### Given exercise
For the entries that follow, tally the lines holding the string "Physics". Give the total and nothing else.

### Data for this task
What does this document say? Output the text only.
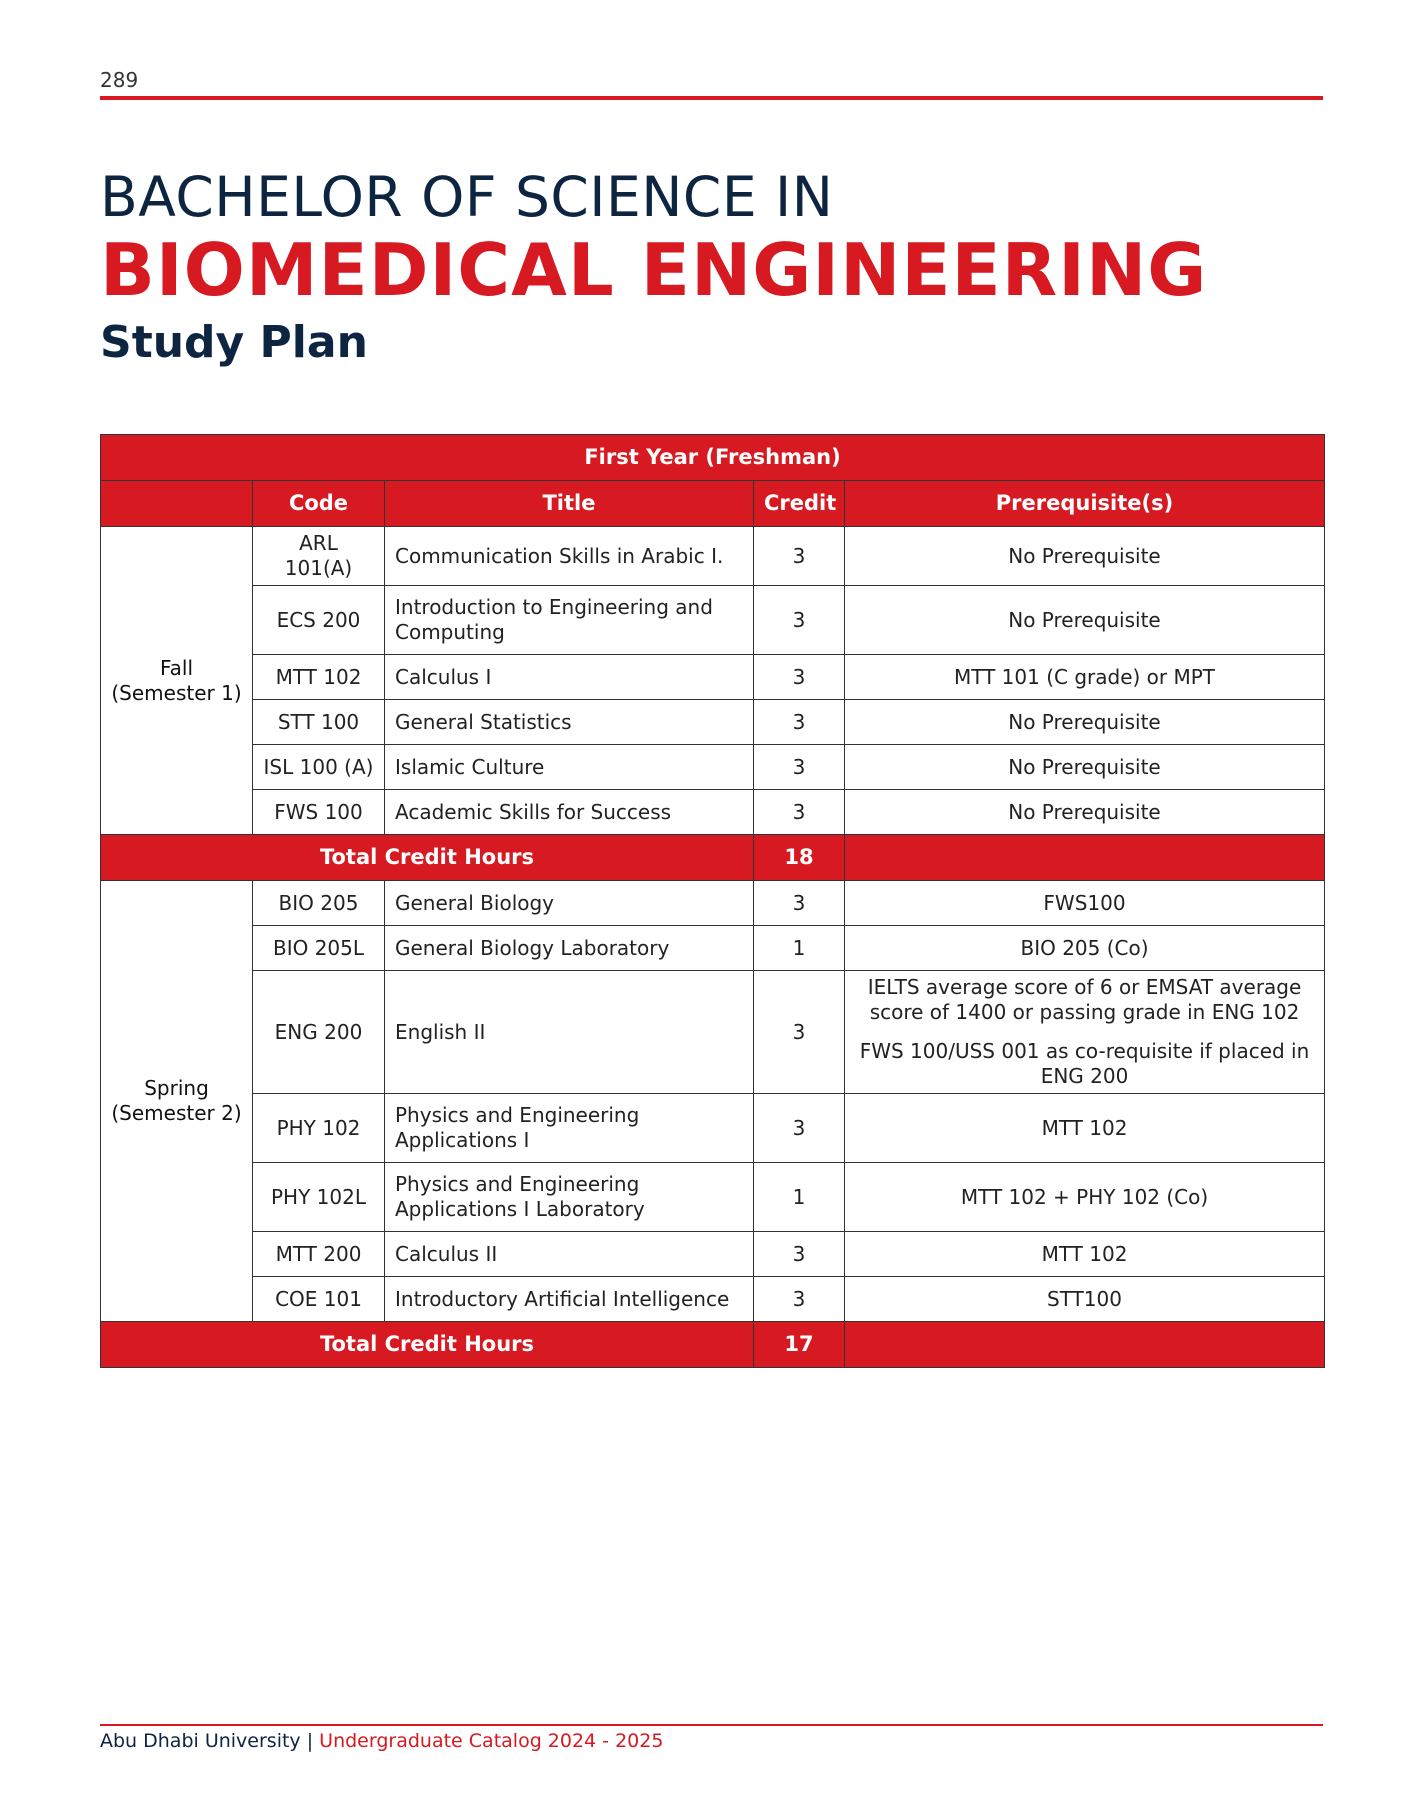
289
BACHELOR OF SCIENCE IN
BIOMEDICAL ENGINEERING
Study Plan
First Year (Freshman)				
	Code	Title	Credit	Prerequisite(s)

Fall
(Semester 1)	ARL 101(A)	Communication Skills in Arabic I.	3	No Prerequisite
	ECS 200	Introduction to Engineering and Computing	3	No Prerequisite
	MTT 102	Calculus I	3	MTT 101 (C grade) or MPT
	STT 100	General Statistics	3	No Prerequisite
	ISL 100 (A)	Islamic Culture	3	No Prerequisite
	FWS 100	Academic Skills for Success	3	No Prerequisite
Total Credit Hours			18	

Spring
(Semester 2)	BIO 205	General Biology	3	FWS100
	BIO 205L	General Biology Laboratory	1	BIO 205 (Co)
	ENG 200	English II	3	IELTS average score of 6 or EMSAT average score of 1400 or passing grade in ENG 102

FWS 100/USS 001 as co-requisite if placed in ENG 200

	PHY 102	Physics and Engineering Applications I	3	MTT 102
	PHY 102L	Physics and Engineering Applications I Laboratory	1	MTT 102 + PHY 102 (Co)
	MTT 200	Calculus II	3	MTT 102
	COE 101	Introductory Artificial Intelligence	3	STT100
Total Credit Hours			17	
Abu Dhabi University | Undergraduate Catalog 2024 - 2025
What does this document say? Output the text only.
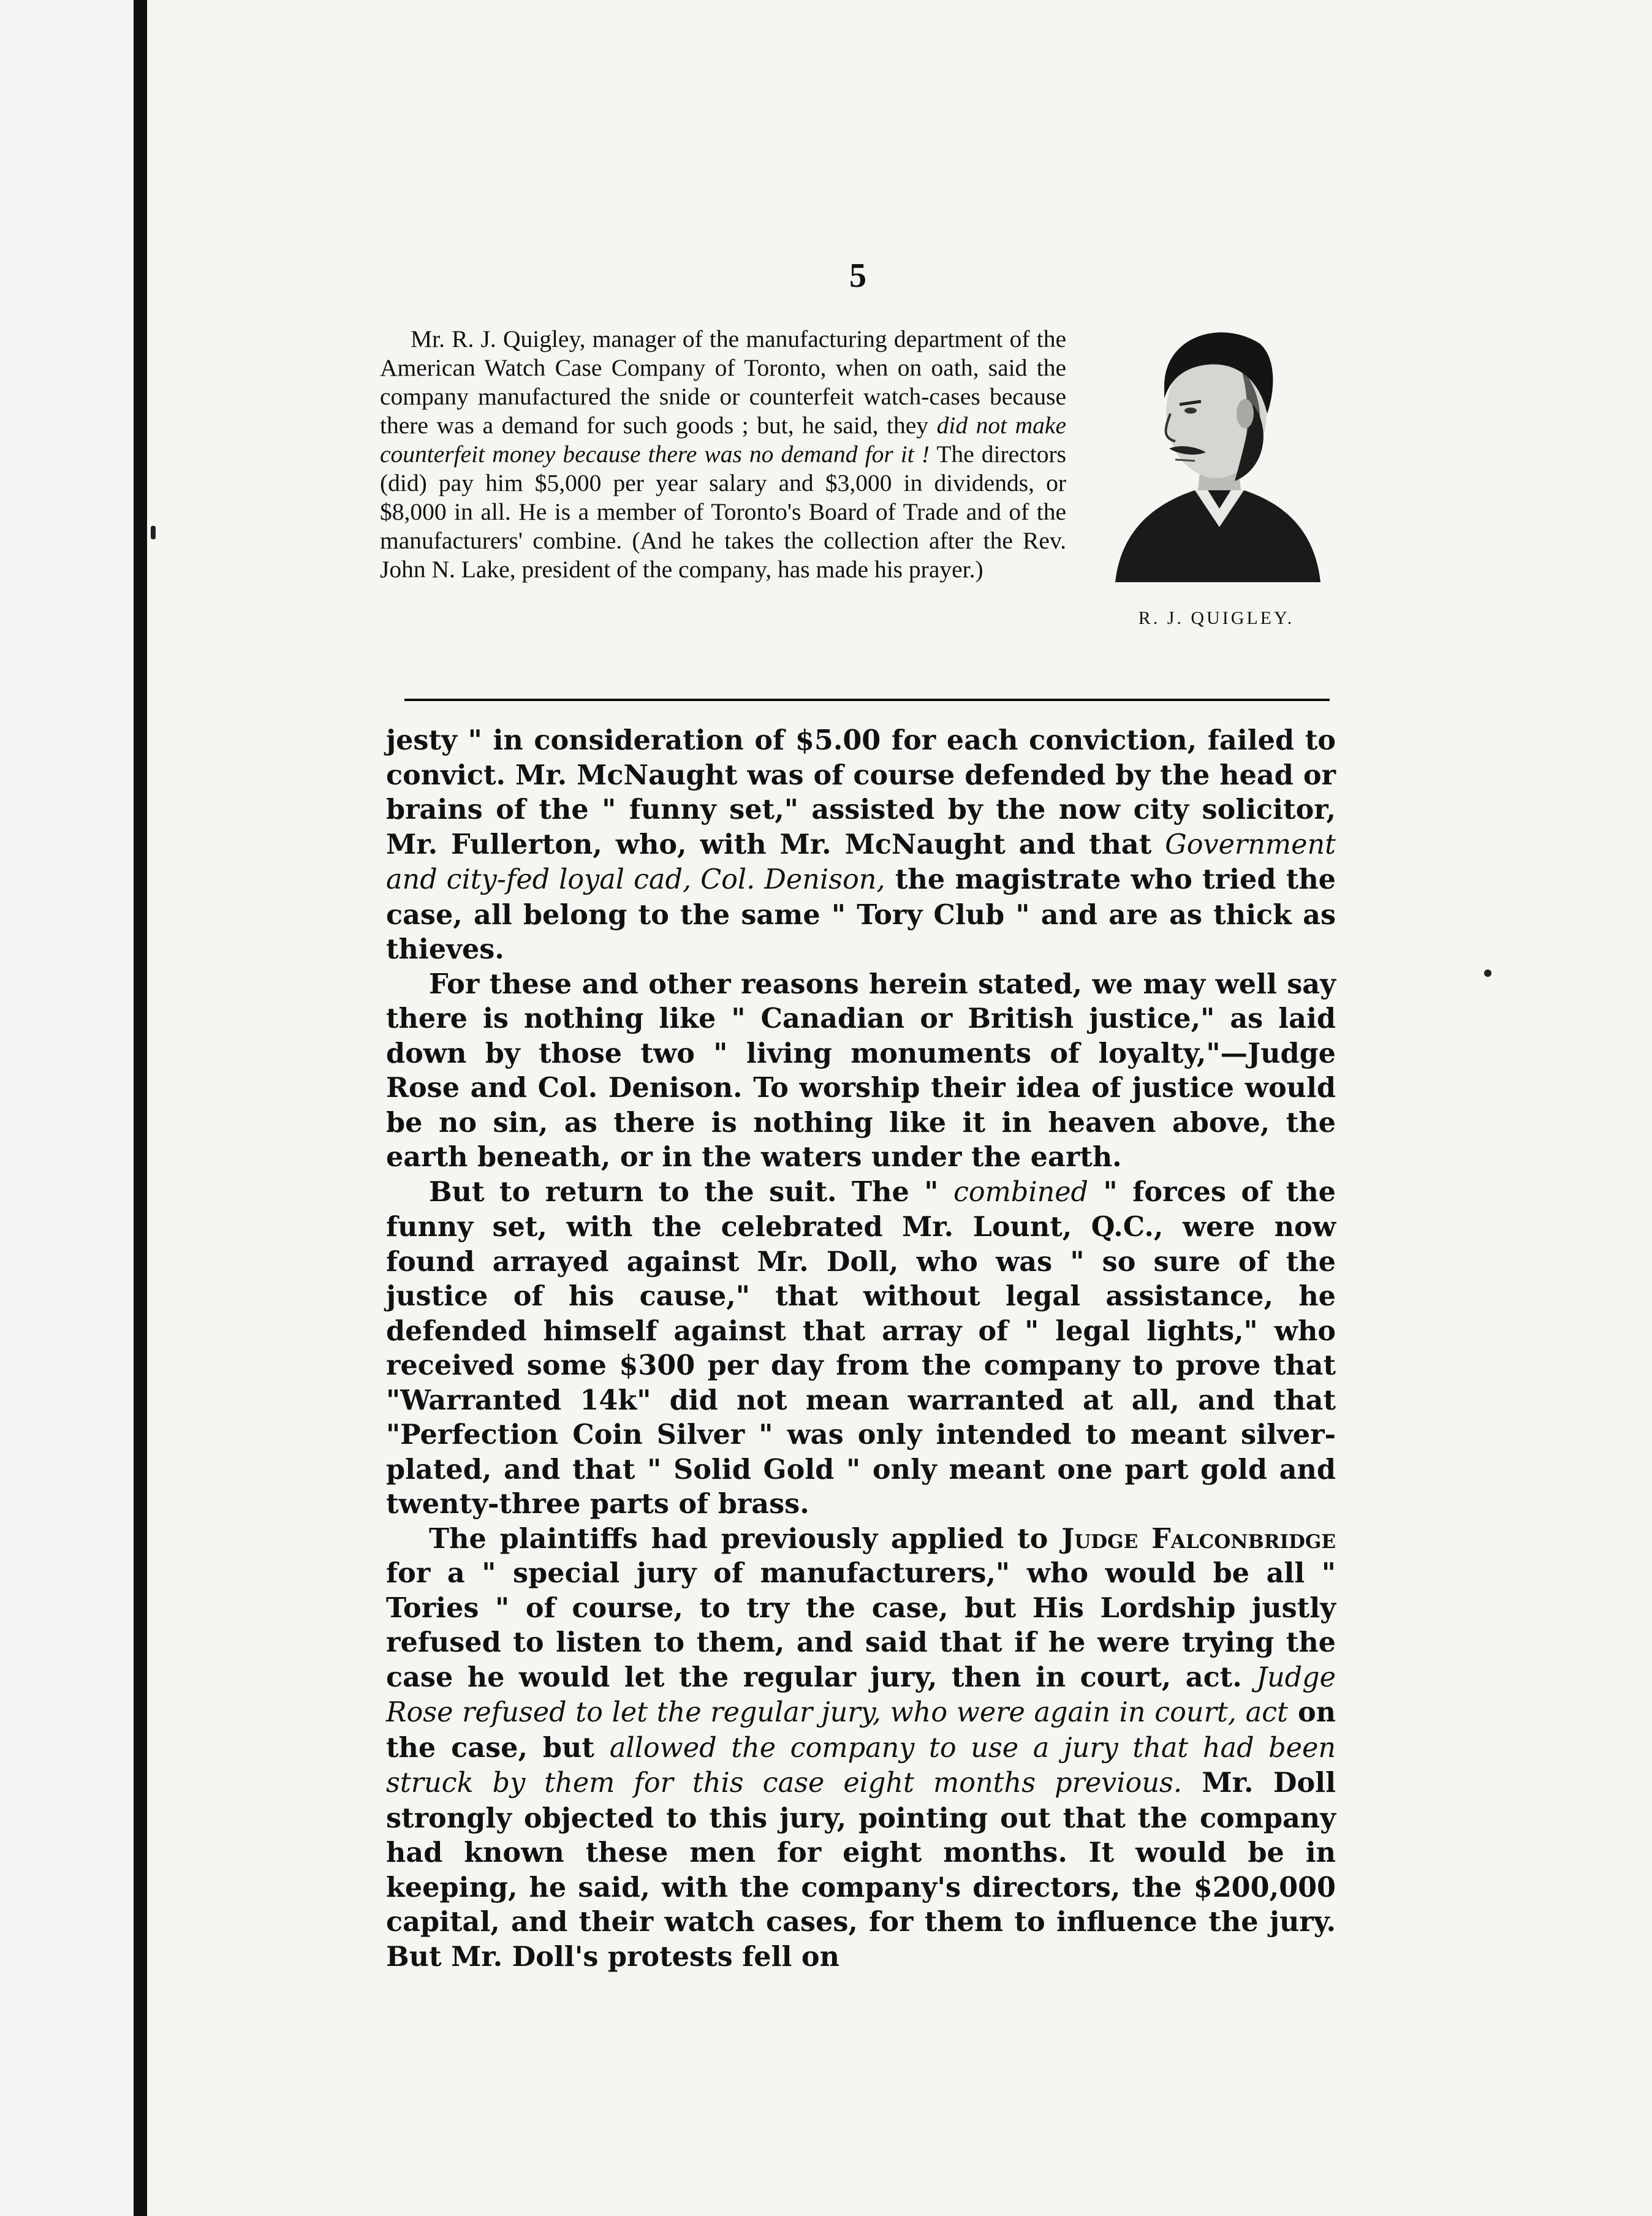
5
Mr. R. J. Quigley, manager of the manufacturing department of the American Watch Case Company of Toronto, when on oath, said the company manufactured the snide or counterfeit watch-cases because there was a demand for such goods ; but, he said, they did not make counterfeit money because there was no demand for it ! The directors (did) pay him $5,000 per year salary and $3,000 in dividends, or $8,000 in all. He is a member of Toronto's Board of Trade and of the manufacturers' combine. (And he takes the collection after the Rev. John N. Lake, president of the company, has made his prayer.)
R. J. QUIGLEY.

jesty " in consideration of $5.00 for each conviction, failed to convict. Mr. McNaught was of course defended by the head or brains of the " funny set," assisted by the now city solicitor, Mr. Fullerton, who, with Mr. McNaught and that Government and city-fed loyal cad, Col. Denison, the magistrate who tried the case, all belong to the same " Tory Club " and are as thick as thieves.

For these and other reasons herein stated, we may well say there is nothing like " Canadian or British justice," as laid down by those two " living monuments of loyalty,"—Judge Rose and Col. Denison. To worship their idea of justice would be no sin, as there is nothing like it in heaven above, the earth beneath, or in the waters under the earth.

But to return to the suit. The " combined " forces of the funny set, with the celebrated Mr. Lount, Q.C., were now found arrayed against Mr. Doll, who was " so sure of the justice of his cause," that without legal assistance, he defended himself against that array of " legal lights," who received some $300 per day from the company to prove that "Warranted 14k" did not mean warranted at all, and that "Perfection Coin Silver " was only intended to meant silver-plated, and that " Solid Gold " only meant one part gold and twenty-three parts of brass.

The plaintiffs had previously applied to Judge Falconbridge for a " special jury of manufacturers," who would be all " Tories " of course, to try the case, but His Lordship justly refused to listen to them, and said that if he were trying the case he would let the regular jury, then in court, act. Judge Rose refused to let the regular jury, who were again in court, act on the case, but allowed the company to use a jury that had been struck by them for this case eight months previous. Mr. Doll strongly objected to this jury, pointing out that the company had known these men for eight months. It would be in keeping, he said, with the company's directors, the $200,000 capital, and their watch cases, for them to influence the jury. But Mr. Doll's protests fell on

### The response
2